Dataset records
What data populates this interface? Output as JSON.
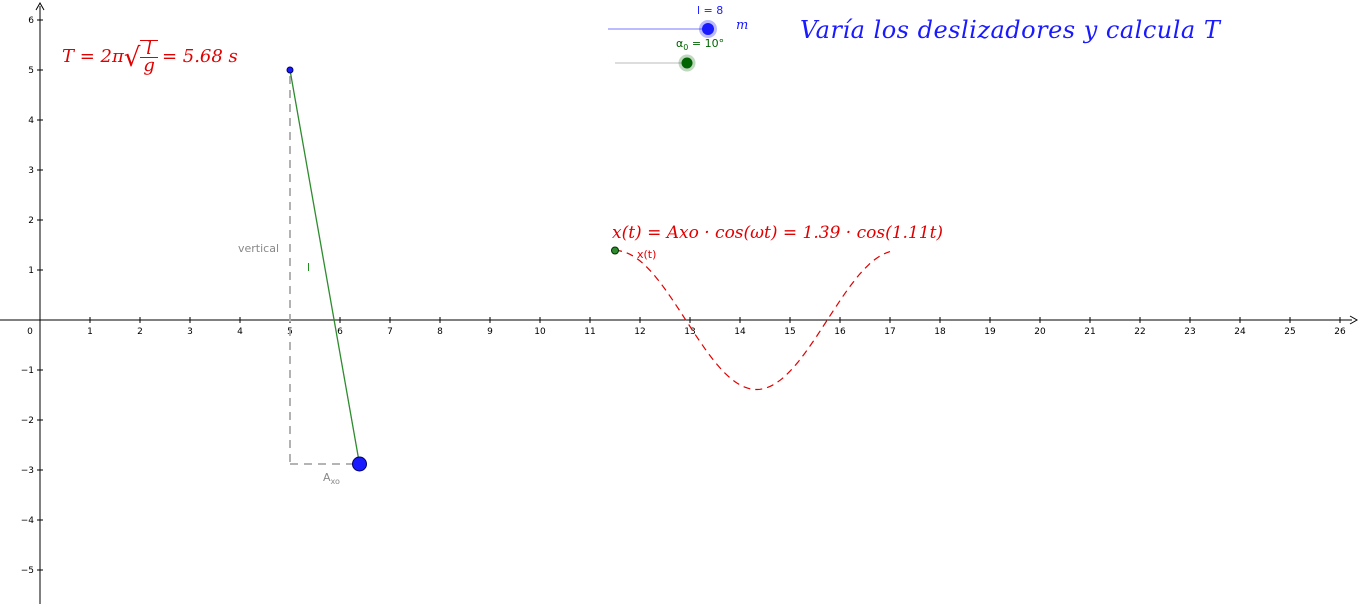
{
  "title": "Varía los deslizadores y calcula T",
  "period_formula": {
    "text": "T = 2π√(l/g) = 5.68 s",
    "lhs": "T = 2π",
    "num": "l",
    "den": "g",
    "rhs": "= 5.68 s"
  },
  "motion_formula": "x(t) = Axo · cos(ωt) = 1.39 · cos(1.11t)",
  "sliders": [
    {
      "name": "l",
      "label": "l = 8",
      "value": 8,
      "min": 0,
      "max": 8,
      "color": "#1a1aff"
    },
    {
      "name": "alpha0",
      "label_main": "α",
      "label_sub": "0",
      "label_rest": " = 10°",
      "value": 10,
      "color": "#006400"
    }
  ],
  "mass_label": "m",
  "labels": {
    "vertical": "vertical",
    "length": "l",
    "amplitude_main": "A",
    "amplitude_sub": "xo",
    "curve": "x(t)"
  },
  "axes": {
    "x_ticks": [
      0,
      1,
      2,
      3,
      4,
      5,
      6,
      7,
      8,
      9,
      10,
      11,
      12,
      13,
      14,
      15,
      16,
      17,
      18,
      19,
      20,
      21,
      22,
      23,
      24,
      25,
      26
    ],
    "y_ticks": [
      6,
      5,
      4,
      3,
      2,
      1,
      -1,
      -2,
      -3,
      -4,
      -5
    ],
    "xlim": [
      -0.5,
      26.4
    ],
    "ylim": [
      -5.7,
      6.2
    ]
  },
  "geometry": {
    "pivot": [
      5,
      5
    ],
    "bob": [
      6.39,
      -2.88
    ],
    "amplitude": 1.39,
    "omega": 1.11,
    "curve_start_x": 11.5,
    "curve_start_y": 1.39,
    "curve_end_x": 17
  },
  "colors": {
    "red": "#e00000",
    "blue": "#1a1aff",
    "green": "#1a8a1a",
    "gray": "#999999"
  }
}
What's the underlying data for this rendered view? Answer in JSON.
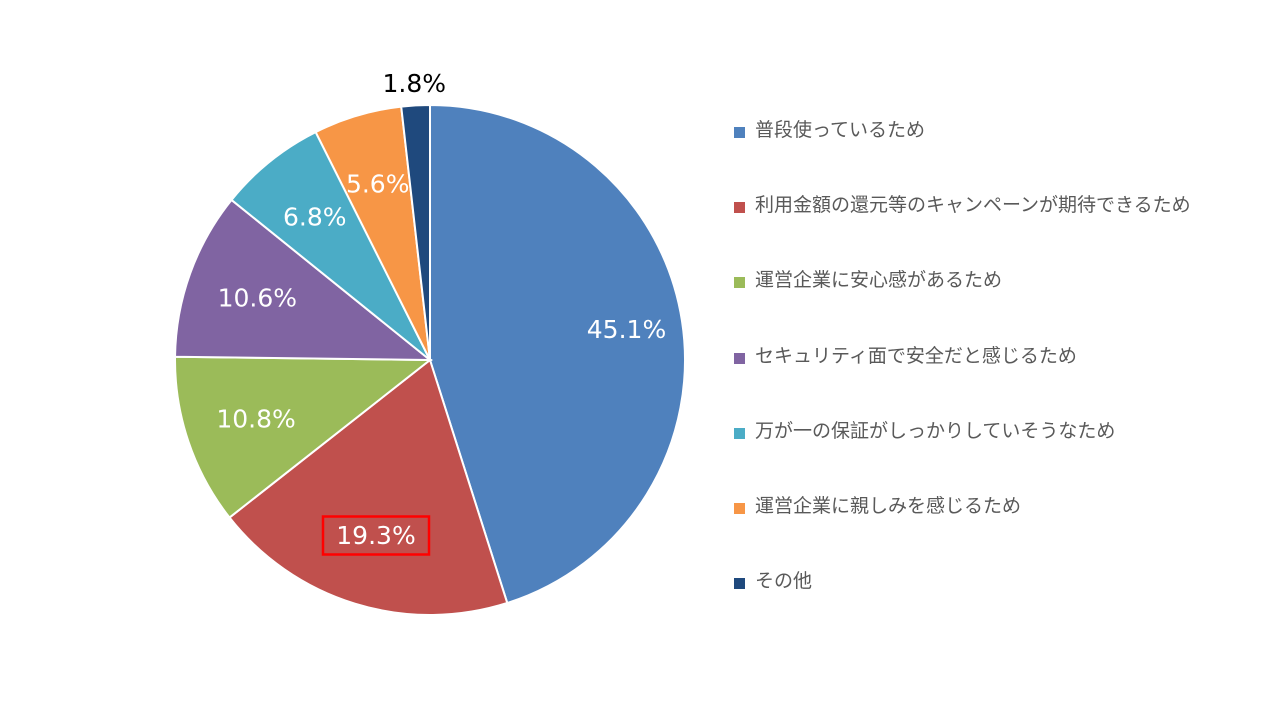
{
  "chart_data": {
    "type": "pie",
    "slices": [
      {
        "label": "普段使っているため",
        "value": 45.1,
        "value_label": "45.1%",
        "color": "#4F81BD",
        "label_color": "#FFFFFF"
      },
      {
        "label": "利用金額の還元等のキャンペーンが期待できるため",
        "value": 19.3,
        "value_label": "19.3%",
        "color": "#C0504D",
        "label_color": "#FFFFFF",
        "highlighted": true
      },
      {
        "label": "運営企業に安心感があるため",
        "value": 10.8,
        "value_label": "10.8%",
        "color": "#9BBB59",
        "label_color": "#FFFFFF"
      },
      {
        "label": "セキュリティ面で安全だと感じるため",
        "value": 10.6,
        "value_label": "10.6%",
        "color": "#8064A2",
        "label_color": "#FFFFFF"
      },
      {
        "label": "万が一の保証がしっかりしていそうなため",
        "value": 6.8,
        "value_label": "6.8%",
        "color": "#4BACC6",
        "label_color": "#FFFFFF"
      },
      {
        "label": "運営企業に親しみを感じるため",
        "value": 5.6,
        "value_label": "5.6%",
        "color": "#F79646",
        "label_color": "#FFFFFF"
      },
      {
        "label": "その他",
        "value": 1.8,
        "value_label": "1.8%",
        "color": "#1F497D",
        "label_color": "#000000",
        "label_outside": true
      }
    ],
    "start_angle": "12 o'clock",
    "direction": "clockwise",
    "legend_position": "right",
    "highlight_color": "#FF0000"
  }
}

Exercise goal
Without the pictures, retype the whole of the material above exactly.

Result of the exercise
What data populates this interface? Output as JSON.
{
  "title": "Varía los deslizadores y calcula T",
  "period_formula": {
    "text": "T = 2π√(l/g) = 5.68 s",
    "lhs": "T = 2π",
    "num": "l",
    "den": "g",
    "rhs": "= 5.68 s"
  },
  "motion_formula": "x(t) = Axo · cos(ωt) = 1.39 · cos(1.11t)",
  "sliders": [
    {
      "name": "l",
      "label": "l = 8",
      "value": 8,
      "min": 0,
      "max": 8,
      "color": "#1a1aff"
    },
    {
      "name": "alpha0",
      "label_main": "α",
      "label_sub": "0",
      "label_rest": " = 10°",
      "value": 10,
      "color": "#006400"
    }
  ],
  "mass_label": "m",
  "labels": {
    "vertical": "vertical",
    "length": "l",
    "amplitude_main": "A",
    "amplitude_sub": "xo",
    "curve": "x(t)"
  },
  "axes": {
    "x_ticks": [
      0,
      1,
      2,
      3,
      4,
      5,
      6,
      7,
      8,
      9,
      10,
      11,
      12,
      13,
      14,
      15,
      16,
      17,
      18,
      19,
      20,
      21,
      22,
      23,
      24,
      25,
      26
    ],
    "y_ticks": [
      6,
      5,
      4,
      3,
      2,
      1,
      -1,
      -2,
      -3,
      -4,
      -5
    ],
    "xlim": [
      -0.5,
      26.4
    ],
    "ylim": [
      -5.7,
      6.2
    ]
  },
  "geometry": {
    "pivot": [
      5,
      5
    ],
    "bob": [
      6.39,
      -2.88
    ],
    "amplitude": 1.39,
    "omega": 1.11,
    "curve_start_x": 11.5,
    "curve_start_y": 1.39,
    "curve_end_x": 17
  },
  "colors": {
    "red": "#e00000",
    "blue": "#1a1aff",
    "green": "#1a8a1a",
    "gray": "#999999"
  }
}
What's the underlying data for this rendered view? Answer in JSON.
{
  "chart_data": {
    "type": "pie",
    "slices": [
      {
        "label": "普段使っているため",
        "value": 45.1,
        "value_label": "45.1%",
        "color": "#4F81BD",
        "label_color": "#FFFFFF"
      },
      {
        "label": "利用金額の還元等のキャンペーンが期待できるため",
        "value": 19.3,
        "value_label": "19.3%",
        "color": "#C0504D",
        "label_color": "#FFFFFF",
        "highlighted": true
      },
      {
        "label": "運営企業に安心感があるため",
        "value": 10.8,
        "value_label": "10.8%",
        "color": "#9BBB59",
        "label_color": "#FFFFFF"
      },
      {
        "label": "セキュリティ面で安全だと感じるため",
        "value": 10.6,
        "value_label": "10.6%",
        "color": "#8064A2",
        "label_color": "#FFFFFF"
      },
      {
        "label": "万が一の保証がしっかりしていそうなため",
        "value": 6.8,
        "value_label": "6.8%",
        "color": "#4BACC6",
        "label_color": "#FFFFFF"
      },
      {
        "label": "運営企業に親しみを感じるため",
        "value": 5.6,
        "value_label": "5.6%",
        "color": "#F79646",
        "label_color": "#FFFFFF"
      },
      {
        "label": "その他",
        "value": 1.8,
        "value_label": "1.8%",
        "color": "#1F497D",
        "label_color": "#000000",
        "label_outside": true
      }
    ],
    "start_angle": "12 o'clock",
    "direction": "clockwise",
    "legend_position": "right",
    "highlight_color": "#FF0000"
  }
}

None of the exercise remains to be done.